--- START OF Records to process ---
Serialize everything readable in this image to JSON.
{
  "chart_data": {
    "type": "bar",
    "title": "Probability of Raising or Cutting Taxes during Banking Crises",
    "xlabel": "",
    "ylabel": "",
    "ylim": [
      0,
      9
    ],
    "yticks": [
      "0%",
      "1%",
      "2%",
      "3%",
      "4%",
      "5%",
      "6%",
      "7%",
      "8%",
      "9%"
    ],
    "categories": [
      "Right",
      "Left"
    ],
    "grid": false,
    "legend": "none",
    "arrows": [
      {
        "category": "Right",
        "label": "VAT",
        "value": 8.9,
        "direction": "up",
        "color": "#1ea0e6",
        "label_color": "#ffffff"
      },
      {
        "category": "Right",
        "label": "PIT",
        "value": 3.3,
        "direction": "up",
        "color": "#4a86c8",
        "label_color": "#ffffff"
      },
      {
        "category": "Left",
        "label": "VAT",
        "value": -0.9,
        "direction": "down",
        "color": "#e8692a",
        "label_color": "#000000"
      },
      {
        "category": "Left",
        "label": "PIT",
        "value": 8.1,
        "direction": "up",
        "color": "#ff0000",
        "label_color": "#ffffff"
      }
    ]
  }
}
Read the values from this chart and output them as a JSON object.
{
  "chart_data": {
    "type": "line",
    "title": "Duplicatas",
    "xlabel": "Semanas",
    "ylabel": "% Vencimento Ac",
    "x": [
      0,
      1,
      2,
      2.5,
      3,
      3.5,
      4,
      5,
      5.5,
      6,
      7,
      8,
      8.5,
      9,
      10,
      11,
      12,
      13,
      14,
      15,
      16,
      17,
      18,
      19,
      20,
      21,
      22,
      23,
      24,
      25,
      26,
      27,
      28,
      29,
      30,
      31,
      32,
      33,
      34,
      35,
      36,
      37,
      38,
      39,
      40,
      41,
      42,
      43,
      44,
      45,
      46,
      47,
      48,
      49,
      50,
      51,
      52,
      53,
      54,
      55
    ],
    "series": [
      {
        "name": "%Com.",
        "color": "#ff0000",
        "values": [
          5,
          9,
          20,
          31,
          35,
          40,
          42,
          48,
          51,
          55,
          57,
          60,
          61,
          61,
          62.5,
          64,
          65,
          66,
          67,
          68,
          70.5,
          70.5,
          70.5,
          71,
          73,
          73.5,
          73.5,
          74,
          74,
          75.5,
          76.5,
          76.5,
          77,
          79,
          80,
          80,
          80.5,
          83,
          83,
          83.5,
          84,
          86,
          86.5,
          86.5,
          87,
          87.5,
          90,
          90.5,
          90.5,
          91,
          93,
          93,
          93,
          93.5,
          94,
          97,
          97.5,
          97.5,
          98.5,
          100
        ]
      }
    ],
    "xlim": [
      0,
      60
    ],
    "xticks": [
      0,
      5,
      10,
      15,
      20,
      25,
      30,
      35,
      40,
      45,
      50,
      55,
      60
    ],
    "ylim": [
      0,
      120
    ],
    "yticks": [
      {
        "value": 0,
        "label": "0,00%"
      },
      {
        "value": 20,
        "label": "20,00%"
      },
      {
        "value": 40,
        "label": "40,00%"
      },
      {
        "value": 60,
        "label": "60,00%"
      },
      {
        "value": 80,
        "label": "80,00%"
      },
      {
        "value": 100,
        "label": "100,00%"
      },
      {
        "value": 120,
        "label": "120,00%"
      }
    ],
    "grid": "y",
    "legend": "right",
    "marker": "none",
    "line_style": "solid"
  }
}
--- END OF Records to process ---
--- START OF Records to process ---
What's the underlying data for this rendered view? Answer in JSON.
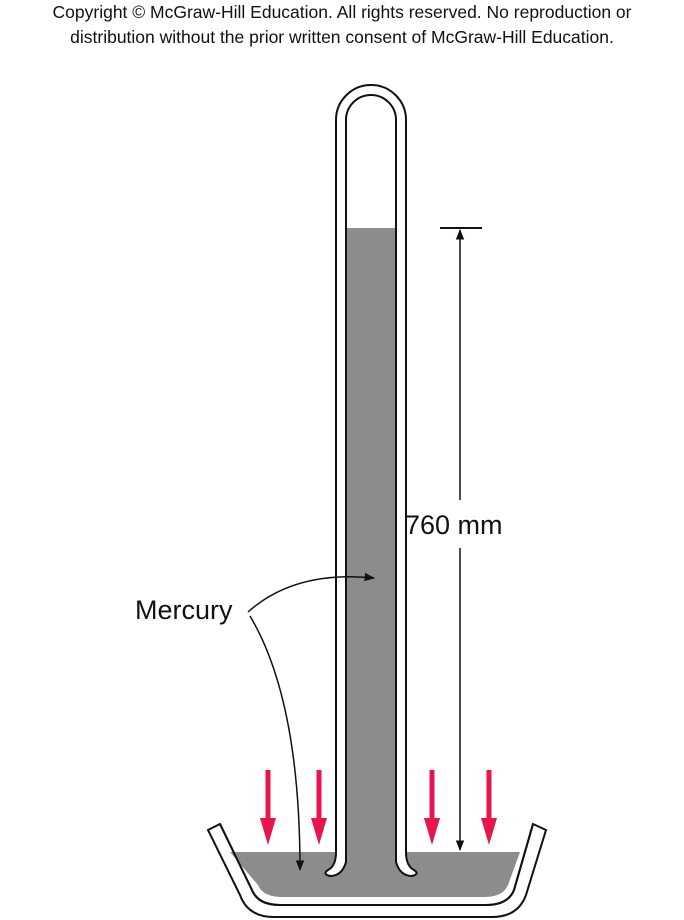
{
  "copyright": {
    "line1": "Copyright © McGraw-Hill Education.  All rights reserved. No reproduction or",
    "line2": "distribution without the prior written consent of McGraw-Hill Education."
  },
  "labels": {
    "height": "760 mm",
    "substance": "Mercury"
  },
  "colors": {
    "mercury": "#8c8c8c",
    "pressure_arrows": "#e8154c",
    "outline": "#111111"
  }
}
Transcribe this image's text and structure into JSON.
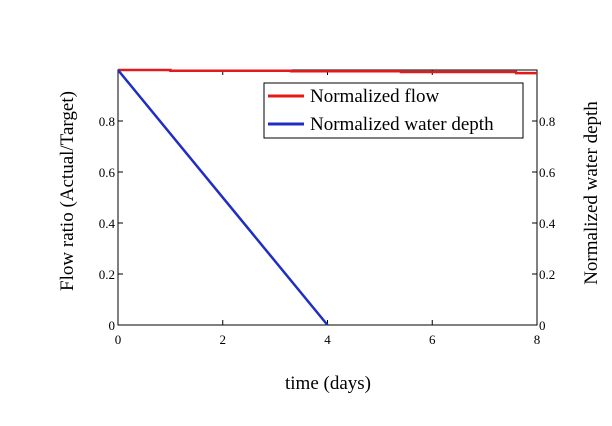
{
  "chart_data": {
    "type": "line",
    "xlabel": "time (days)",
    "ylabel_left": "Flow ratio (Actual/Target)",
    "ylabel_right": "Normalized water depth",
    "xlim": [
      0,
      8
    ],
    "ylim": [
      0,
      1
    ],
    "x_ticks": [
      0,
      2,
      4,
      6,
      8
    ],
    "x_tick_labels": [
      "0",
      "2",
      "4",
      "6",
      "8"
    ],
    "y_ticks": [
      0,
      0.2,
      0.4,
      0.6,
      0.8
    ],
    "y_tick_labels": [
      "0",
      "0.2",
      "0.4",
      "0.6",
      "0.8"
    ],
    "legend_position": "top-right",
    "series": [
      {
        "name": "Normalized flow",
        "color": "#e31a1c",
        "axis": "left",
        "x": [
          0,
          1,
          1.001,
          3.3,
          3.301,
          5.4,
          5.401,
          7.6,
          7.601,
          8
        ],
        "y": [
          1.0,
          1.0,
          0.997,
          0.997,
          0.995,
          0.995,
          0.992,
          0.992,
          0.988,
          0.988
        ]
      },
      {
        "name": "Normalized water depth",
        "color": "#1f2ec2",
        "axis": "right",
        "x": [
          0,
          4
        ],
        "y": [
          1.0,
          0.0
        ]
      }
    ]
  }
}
--- END OF Records to process ---
• **Stated problem**: Copy out every line from the records that has the word "Normalized".

• **Exercise answer**:
    "ylabel_right": "Normalized water depth",
        "name": "Normalized flow",
        "name": "Normalized water depth",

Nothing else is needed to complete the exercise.